- STORED ROWS
►

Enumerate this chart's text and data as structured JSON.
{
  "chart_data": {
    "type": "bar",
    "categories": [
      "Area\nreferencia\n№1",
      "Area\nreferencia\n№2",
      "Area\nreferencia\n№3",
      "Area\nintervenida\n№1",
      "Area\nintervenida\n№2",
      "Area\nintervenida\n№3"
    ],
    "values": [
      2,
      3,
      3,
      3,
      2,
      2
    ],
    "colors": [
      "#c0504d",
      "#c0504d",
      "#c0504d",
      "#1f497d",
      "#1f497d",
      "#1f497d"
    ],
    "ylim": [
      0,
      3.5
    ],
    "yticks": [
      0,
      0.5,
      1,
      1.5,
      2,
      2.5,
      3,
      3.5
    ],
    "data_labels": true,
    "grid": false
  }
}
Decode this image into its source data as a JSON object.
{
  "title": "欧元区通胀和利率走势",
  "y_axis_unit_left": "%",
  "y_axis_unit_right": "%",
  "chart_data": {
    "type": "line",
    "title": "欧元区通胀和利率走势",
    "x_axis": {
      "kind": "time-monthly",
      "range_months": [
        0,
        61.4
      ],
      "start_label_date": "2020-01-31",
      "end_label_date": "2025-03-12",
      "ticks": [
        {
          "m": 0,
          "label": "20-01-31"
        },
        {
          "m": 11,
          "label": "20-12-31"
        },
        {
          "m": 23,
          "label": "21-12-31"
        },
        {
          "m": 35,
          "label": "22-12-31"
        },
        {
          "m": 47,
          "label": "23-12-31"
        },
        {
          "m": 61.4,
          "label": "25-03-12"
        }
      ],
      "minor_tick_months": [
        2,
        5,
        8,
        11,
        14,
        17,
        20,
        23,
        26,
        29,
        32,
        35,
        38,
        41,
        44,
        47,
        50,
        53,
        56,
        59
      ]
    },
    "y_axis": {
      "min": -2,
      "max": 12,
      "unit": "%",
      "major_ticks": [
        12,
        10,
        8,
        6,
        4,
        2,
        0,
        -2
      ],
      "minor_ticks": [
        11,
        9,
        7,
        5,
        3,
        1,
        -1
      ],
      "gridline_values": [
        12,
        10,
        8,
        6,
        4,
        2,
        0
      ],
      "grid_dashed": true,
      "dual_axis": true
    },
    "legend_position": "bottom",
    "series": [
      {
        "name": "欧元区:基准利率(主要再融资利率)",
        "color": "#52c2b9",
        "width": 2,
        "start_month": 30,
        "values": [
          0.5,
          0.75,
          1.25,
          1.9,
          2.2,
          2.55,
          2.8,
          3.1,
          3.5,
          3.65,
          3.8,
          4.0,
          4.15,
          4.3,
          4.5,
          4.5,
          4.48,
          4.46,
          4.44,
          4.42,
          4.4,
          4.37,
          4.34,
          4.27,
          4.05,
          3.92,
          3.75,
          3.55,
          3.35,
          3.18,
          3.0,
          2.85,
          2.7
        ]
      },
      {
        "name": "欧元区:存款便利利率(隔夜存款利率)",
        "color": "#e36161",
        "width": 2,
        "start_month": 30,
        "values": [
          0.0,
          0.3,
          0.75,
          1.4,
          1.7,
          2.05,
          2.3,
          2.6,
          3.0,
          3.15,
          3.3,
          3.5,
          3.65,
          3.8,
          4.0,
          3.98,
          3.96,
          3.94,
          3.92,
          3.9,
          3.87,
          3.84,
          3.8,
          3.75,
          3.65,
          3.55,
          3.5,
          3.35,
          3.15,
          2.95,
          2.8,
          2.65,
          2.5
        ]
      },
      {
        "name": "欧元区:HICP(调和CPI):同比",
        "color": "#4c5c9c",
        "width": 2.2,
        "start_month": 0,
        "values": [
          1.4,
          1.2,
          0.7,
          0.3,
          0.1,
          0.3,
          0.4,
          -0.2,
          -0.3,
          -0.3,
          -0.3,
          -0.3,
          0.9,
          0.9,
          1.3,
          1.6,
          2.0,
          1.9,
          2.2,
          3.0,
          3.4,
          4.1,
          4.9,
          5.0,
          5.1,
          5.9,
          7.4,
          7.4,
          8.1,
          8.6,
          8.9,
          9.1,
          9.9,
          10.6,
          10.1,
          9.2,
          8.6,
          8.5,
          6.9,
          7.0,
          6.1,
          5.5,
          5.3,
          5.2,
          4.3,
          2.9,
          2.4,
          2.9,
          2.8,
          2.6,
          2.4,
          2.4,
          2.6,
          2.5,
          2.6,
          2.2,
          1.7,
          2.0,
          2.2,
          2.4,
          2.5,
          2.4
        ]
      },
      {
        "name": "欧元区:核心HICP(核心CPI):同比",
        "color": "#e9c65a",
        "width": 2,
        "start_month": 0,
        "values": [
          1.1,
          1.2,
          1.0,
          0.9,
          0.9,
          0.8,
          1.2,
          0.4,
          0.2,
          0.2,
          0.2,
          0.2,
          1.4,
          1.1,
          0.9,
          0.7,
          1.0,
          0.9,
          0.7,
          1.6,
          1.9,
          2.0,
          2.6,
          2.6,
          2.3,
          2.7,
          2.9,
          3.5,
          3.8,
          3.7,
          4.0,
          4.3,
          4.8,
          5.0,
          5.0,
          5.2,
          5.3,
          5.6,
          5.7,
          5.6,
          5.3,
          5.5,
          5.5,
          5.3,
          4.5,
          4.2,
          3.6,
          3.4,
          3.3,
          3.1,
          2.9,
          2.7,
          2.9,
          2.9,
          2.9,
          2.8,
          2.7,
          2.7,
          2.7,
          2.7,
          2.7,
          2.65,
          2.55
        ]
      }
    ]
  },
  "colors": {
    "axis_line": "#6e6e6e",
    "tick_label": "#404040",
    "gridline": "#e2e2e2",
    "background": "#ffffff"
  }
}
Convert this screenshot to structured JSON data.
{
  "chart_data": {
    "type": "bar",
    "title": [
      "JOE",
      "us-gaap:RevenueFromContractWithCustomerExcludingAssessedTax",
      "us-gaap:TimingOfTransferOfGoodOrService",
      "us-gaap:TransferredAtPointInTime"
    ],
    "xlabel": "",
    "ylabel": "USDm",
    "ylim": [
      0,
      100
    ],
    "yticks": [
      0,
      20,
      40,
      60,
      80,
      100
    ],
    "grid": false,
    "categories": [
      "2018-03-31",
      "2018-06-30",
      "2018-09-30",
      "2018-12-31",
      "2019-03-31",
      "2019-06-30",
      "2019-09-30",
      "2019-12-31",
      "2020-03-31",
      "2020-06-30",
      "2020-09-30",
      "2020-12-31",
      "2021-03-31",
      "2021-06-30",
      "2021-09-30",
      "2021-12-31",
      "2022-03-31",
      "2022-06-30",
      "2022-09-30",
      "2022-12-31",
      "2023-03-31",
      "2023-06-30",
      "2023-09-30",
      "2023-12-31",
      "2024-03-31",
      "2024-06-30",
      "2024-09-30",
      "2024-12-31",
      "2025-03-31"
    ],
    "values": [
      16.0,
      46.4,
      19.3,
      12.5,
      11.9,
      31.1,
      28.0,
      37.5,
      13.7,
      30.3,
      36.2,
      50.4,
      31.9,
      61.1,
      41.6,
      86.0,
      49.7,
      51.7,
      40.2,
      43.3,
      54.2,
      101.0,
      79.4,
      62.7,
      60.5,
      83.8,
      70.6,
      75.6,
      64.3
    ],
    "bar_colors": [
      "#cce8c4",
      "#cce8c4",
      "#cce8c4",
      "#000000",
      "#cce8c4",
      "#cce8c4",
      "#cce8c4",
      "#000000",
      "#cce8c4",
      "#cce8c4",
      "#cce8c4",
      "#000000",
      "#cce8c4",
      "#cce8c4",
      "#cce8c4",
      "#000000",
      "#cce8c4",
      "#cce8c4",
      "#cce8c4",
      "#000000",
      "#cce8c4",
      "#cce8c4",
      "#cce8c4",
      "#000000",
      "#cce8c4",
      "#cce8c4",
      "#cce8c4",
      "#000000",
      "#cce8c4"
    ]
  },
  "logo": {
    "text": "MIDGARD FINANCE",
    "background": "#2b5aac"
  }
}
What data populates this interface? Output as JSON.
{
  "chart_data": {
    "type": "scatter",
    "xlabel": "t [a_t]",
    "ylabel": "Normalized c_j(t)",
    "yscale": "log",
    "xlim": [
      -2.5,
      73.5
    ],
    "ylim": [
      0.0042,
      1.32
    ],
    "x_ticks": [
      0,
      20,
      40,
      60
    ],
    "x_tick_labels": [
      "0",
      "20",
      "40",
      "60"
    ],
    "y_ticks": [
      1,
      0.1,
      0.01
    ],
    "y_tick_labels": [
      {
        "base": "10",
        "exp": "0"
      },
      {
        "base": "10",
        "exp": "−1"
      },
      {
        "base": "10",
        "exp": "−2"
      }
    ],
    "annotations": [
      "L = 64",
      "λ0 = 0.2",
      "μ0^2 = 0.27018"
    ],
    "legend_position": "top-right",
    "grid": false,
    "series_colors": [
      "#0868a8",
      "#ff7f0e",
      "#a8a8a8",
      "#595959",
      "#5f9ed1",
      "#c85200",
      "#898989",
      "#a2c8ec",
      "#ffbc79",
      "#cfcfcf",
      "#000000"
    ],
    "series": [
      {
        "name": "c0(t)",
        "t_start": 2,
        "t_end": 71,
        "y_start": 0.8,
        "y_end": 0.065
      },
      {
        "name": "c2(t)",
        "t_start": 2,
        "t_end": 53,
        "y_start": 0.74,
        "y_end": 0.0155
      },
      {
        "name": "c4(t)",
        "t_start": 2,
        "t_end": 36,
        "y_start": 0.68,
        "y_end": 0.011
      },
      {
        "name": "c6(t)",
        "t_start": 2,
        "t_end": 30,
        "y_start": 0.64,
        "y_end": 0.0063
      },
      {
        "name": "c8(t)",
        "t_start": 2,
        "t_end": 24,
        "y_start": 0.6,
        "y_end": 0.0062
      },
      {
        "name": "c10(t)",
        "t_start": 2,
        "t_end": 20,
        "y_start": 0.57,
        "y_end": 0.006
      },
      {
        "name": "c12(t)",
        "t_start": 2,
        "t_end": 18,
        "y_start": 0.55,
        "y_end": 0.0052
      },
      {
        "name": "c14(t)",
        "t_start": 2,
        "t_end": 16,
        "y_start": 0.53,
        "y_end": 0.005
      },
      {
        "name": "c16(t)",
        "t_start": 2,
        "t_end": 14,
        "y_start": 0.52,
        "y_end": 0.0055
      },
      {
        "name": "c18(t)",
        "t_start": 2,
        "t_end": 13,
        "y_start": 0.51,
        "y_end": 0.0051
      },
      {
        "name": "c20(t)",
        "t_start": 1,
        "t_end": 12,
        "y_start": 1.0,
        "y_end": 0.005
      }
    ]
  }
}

◄

- EXERCISE INSTRUCTIONS
Every line of the listing that holds "structured" should be found and copied.

- RESULT OF THE TASK
Enumerate this chart's text and data as structured JSON.
Convert this screenshot to structured JSON data.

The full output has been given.